GOAL
Nothing in the records may be left out or altered; reproduce them all exactly.

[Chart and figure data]
□ □ □ □ □

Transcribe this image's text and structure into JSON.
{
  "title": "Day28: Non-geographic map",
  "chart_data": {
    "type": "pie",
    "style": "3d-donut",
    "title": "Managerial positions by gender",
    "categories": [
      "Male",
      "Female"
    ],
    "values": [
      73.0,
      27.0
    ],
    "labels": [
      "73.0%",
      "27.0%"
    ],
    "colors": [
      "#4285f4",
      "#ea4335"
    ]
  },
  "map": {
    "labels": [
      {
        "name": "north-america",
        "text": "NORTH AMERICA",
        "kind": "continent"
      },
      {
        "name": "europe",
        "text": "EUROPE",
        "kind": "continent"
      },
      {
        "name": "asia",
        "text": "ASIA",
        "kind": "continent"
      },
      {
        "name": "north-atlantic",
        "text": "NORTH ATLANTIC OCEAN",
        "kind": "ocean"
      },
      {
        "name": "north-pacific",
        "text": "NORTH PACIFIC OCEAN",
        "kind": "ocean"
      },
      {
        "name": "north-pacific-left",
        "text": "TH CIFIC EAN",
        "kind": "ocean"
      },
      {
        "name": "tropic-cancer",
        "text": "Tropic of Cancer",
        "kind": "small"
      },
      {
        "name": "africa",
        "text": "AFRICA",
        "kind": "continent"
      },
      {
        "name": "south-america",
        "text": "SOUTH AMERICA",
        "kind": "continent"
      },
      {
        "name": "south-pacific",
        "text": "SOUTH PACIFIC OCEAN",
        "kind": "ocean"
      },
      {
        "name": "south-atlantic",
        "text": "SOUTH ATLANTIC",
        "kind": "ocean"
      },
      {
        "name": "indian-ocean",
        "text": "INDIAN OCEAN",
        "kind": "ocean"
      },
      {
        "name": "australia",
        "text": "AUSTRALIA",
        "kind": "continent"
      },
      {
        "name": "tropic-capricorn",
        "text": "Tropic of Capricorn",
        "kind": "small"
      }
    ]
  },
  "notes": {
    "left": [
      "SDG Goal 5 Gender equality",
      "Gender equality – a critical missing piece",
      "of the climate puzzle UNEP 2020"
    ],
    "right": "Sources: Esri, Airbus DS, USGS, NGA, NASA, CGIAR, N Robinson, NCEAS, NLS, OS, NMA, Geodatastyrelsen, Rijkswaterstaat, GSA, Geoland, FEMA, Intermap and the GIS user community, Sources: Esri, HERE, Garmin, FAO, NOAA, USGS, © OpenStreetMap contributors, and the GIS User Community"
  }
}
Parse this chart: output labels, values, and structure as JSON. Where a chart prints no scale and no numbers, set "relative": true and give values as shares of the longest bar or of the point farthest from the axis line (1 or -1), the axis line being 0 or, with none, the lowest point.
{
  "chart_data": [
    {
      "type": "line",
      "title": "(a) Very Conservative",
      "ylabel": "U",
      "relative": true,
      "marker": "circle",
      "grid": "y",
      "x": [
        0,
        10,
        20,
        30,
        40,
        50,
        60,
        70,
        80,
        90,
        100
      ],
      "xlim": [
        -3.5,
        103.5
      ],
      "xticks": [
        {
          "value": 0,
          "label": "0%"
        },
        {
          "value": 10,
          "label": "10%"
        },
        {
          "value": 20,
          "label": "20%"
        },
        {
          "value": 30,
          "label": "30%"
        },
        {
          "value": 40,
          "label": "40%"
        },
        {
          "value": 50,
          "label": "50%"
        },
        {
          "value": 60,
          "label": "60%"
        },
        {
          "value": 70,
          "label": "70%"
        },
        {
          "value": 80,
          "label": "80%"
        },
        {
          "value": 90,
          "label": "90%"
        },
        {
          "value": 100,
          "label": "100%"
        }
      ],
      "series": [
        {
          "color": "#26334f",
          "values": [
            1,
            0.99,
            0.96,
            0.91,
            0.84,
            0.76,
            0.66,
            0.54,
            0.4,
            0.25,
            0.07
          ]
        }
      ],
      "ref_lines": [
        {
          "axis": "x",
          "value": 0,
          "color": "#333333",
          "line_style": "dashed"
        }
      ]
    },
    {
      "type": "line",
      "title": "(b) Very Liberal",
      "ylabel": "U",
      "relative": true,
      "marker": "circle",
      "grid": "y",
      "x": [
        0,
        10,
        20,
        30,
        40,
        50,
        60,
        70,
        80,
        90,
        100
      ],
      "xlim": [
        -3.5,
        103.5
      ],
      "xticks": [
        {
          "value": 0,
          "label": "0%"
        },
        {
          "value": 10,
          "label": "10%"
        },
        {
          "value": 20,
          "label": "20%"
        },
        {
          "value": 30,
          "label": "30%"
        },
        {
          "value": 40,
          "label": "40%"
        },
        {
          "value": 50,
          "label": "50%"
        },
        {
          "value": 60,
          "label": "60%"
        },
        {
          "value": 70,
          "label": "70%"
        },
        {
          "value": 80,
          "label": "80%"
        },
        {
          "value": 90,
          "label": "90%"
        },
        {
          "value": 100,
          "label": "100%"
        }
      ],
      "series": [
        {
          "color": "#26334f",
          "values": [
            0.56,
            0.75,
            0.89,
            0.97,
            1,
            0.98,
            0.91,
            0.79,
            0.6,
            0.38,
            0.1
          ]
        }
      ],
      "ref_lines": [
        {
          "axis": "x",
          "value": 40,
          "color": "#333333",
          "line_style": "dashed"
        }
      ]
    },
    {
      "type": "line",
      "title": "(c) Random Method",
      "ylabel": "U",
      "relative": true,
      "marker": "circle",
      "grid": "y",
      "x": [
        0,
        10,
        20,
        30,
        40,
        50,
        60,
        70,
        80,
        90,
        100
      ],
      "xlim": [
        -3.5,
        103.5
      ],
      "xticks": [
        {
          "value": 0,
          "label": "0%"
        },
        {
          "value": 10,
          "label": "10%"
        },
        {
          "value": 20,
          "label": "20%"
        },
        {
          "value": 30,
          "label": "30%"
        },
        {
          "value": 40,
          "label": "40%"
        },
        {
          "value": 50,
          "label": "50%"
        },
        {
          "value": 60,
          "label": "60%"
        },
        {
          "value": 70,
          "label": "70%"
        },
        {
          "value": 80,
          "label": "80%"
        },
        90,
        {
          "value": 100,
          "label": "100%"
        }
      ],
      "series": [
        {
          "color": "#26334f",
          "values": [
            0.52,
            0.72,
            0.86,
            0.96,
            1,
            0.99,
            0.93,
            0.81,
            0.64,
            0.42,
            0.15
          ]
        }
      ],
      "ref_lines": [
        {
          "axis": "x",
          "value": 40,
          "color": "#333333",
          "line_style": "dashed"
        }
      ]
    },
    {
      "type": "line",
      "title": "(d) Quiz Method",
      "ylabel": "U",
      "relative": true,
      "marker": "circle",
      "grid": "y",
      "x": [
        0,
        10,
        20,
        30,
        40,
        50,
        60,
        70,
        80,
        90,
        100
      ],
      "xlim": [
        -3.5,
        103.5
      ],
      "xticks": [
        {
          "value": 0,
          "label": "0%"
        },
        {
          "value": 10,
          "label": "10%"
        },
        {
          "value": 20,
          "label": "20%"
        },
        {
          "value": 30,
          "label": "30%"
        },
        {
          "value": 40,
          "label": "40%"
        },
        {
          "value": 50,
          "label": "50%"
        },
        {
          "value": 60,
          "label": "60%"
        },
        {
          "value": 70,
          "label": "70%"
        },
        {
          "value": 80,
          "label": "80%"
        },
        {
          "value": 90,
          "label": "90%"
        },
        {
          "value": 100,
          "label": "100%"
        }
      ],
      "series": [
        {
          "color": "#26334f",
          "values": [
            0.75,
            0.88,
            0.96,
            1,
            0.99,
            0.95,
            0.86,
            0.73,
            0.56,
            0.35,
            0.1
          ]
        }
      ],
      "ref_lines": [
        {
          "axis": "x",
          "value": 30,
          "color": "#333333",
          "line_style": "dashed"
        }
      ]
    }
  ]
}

□ □ □ □ □

SOLUTION FOR THIS EXERCISE
Transcribe this image's text and structure into JSON.
{
  "title": "Day28: Non-geographic map",
  "chart_data": {
    "type": "pie",
    "style": "3d-donut",
    "title": "Managerial positions by gender",
    "categories": [
      "Male",
      "Female"
    ],
    "values": [
      73.0,
      27.0
    ],
    "labels": [
      "73.0%",
      "27.0%"
    ],
    "colors": [
      "#4285f4",
      "#ea4335"
    ]
  },
  "map": {
    "labels": [
      {
        "name": "north-america",
        "text": "NORTH AMERICA",
        "kind": "continent"
      },
      {
        "name": "europe",
        "text": "EUROPE",
        "kind": "continent"
      },
      {
        "name": "asia",
        "text": "ASIA",
        "kind": "continent"
      },
      {
        "name": "north-atlantic",
        "text": "NORTH ATLANTIC OCEAN",
        "kind": "ocean"
      },
      {
        "name": "north-pacific",
        "text": "NORTH PACIFIC OCEAN",
        "kind": "ocean"
      },
      {
        "name": "north-pacific-left",
        "text": "TH CIFIC EAN",
        "kind": "ocean"
      },
      {
        "name": "tropic-cancer",
        "text": "Tropic of Cancer",
        "kind": "small"
      },
      {
        "name": "africa",
        "text": "AFRICA",
        "kind": "continent"
      },
      {
        "name": "south-america",
        "text": "SOUTH AMERICA",
        "kind": "continent"
      },
      {
        "name": "south-pacific",
        "text": "SOUTH PACIFIC OCEAN",
        "kind": "ocean"
      },
      {
        "name": "south-atlantic",
        "text": "SOUTH ATLANTIC",
        "kind": "ocean"
      },
      {
        "name": "indian-ocean",
        "text": "INDIAN OCEAN",
        "kind": "ocean"
      },
      {
        "name": "australia",
        "text": "AUSTRALIA",
        "kind": "continent"
      },
      {
        "name": "tropic-capricorn",
        "text": "Tropic of Capricorn",
        "kind": "small"
      }
    ]
  },
  "notes": {
    "left": [
      "SDG Goal 5 Gender equality",
      "Gender equality – a critical missing piece",
      "of the climate puzzle UNEP 2020"
    ],
    "right": "Sources: Esri, Airbus DS, USGS, NGA, NASA, CGIAR, N Robinson, NCEAS, NLS, OS, NMA, Geodatastyrelsen, Rijkswaterstaat, GSA, Geoland, FEMA, Intermap and the GIS user community, Sources: Esri, HERE, Garmin, FAO, NOAA, USGS, © OpenStreetMap contributors, and the GIS User Community"
  }
}
Parse this chart: output labels, values, and structure as JSON. Where a chart prints no scale and no numbers, set "relative": true and give values as shares of the longest bar or of the point farthest from the axis line (1 or -1), the axis line being 0 or, with none, the lowest point.
{
  "chart_data": [
    {
      "type": "line",
      "title": "(a) Very Conservative",
      "ylabel": "U",
      "relative": true,
      "marker": "circle",
      "grid": "y",
      "x": [
        0,
        10,
        20,
        30,
        40,
        50,
        60,
        70,
        80,
        90,
        100
      ],
      "xlim": [
        -3.5,
        103.5
      ],
      "xticks": [
        {
          "value": 0,
          "label": "0%"
        },
        {
          "value": 10,
          "label": "10%"
        },
        {
          "value": 20,
          "label": "20%"
        },
        {
          "value": 30,
          "label": "30%"
        },
        {
          "value": 40,
          "label": "40%"
        },
        {
          "value": 50,
          "label": "50%"
        },
        {
          "value": 60,
          "label": "60%"
        },
        {
          "value": 70,
          "label": "70%"
        },
        {
          "value": 80,
          "label": "80%"
        },
        {
          "value": 90,
          "label": "90%"
        },
        {
          "value": 100,
          "label": "100%"
        }
      ],
      "series": [
        {
          "color": "#26334f",
          "values": [
            1,
            0.99,
            0.96,
            0.91,
            0.84,
            0.76,
            0.66,
            0.54,
            0.4,
            0.25,
            0.07
          ]
        }
      ],
      "ref_lines": [
        {
          "axis": "x",
          "value": 0,
          "color": "#333333",
          "line_style": "dashed"
        }
      ]
    },
    {
      "type": "line",
      "title": "(b) Very Liberal",
      "ylabel": "U",
      "relative": true,
      "marker": "circle",
      "grid": "y",
      "x": [
        0,
        10,
        20,
        30,
        40,
        50,
        60,
        70,
        80,
        90,
        100
      ],
      "xlim": [
        -3.5,
        103.5
      ],
      "xticks": [
        {
          "value": 0,
          "label": "0%"
        },
        {
          "value": 10,
          "label": "10%"
        },
        {
          "value": 20,
          "label": "20%"
        },
        {
          "value": 30,
          "label": "30%"
        },
        {
          "value": 40,
          "label": "40%"
        },
        {
          "value": 50,
          "label": "50%"
        },
        {
          "value": 60,
          "label": "60%"
        },
        {
          "value": 70,
          "label": "70%"
        },
        {
          "value": 80,
          "label": "80%"
        },
        {
          "value": 90,
          "label": "90%"
        },
        {
          "value": 100,
          "label": "100%"
        }
      ],
      "series": [
        {
          "color": "#26334f",
          "values": [
            0.56,
            0.75,
            0.89,
            0.97,
            1,
            0.98,
            0.91,
            0.79,
            0.6,
            0.38,
            0.1
          ]
        }
      ],
      "ref_lines": [
        {
          "axis": "x",
          "value": 40,
          "color": "#333333",
          "line_style": "dashed"
        }
      ]
    },
    {
      "type": "line",
      "title": "(c) Random Method",
      "ylabel": "U",
      "relative": true,
      "marker": "circle",
      "grid": "y",
      "x": [
        0,
        10,
        20,
        30,
        40,
        50,
        60,
        70,
        80,
        90,
        100
      ],
      "xlim": [
        -3.5,
        103.5
      ],
      "xticks": [
        {
          "value": 0,
          "label": "0%"
        },
        {
          "value": 10,
          "label": "10%"
        },
        {
          "value": 20,
          "label": "20%"
        },
        {
          "value": 30,
          "label": "30%"
        },
        {
          "value": 40,
          "label": "40%"
        },
        {
          "value": 50,
          "label": "50%"
        },
        {
          "value": 60,
          "label": "60%"
        },
        {
          "value": 70,
          "label": "70%"
        },
        {
          "value": 80,
          "label": "80%"
        },
        90,
        {
          "value": 100,
          "label": "100%"
        }
      ],
      "series": [
        {
          "color": "#26334f",
          "values": [
            0.52,
            0.72,
            0.86,
            0.96,
            1,
            0.99,
            0.93,
            0.81,
            0.64,
            0.42,
            0.15
          ]
        }
      ],
      "ref_lines": [
        {
          "axis": "x",
          "value": 40,
          "color": "#333333",
          "line_style": "dashed"
        }
      ]
    },
    {
      "type": "line",
      "title": "(d) Quiz Method",
      "ylabel": "U",
      "relative": true,
      "marker": "circle",
      "grid": "y",
      "x": [
        0,
        10,
        20,
        30,
        40,
        50,
        60,
        70,
        80,
        90,
        100
      ],
      "xlim": [
        -3.5,
        103.5
      ],
      "xticks": [
        {
          "value": 0,
          "label": "0%"
        },
        {
          "value": 10,
          "label": "10%"
        },
        {
          "value": 20,
          "label": "20%"
        },
        {
          "value": 30,
          "label": "30%"
        },
        {
          "value": 40,
          "label": "40%"
        },
        {
          "value": 50,
          "label": "50%"
        },
        {
          "value": 60,
          "label": "60%"
        },
        {
          "value": 70,
          "label": "70%"
        },
        {
          "value": 80,
          "label": "80%"
        },
        {
          "value": 90,
          "label": "90%"
        },
        {
          "value": 100,
          "label": "100%"
        }
      ],
      "series": [
        {
          "color": "#26334f",
          "values": [
            0.75,
            0.88,
            0.96,
            1,
            0.99,
            0.95,
            0.86,
            0.73,
            0.56,
            0.35,
            0.1
          ]
        }
      ],
      "ref_lines": [
        {
          "axis": "x",
          "value": 30,
          "color": "#333333",
          "line_style": "dashed"
        }
      ]
    }
  ]
}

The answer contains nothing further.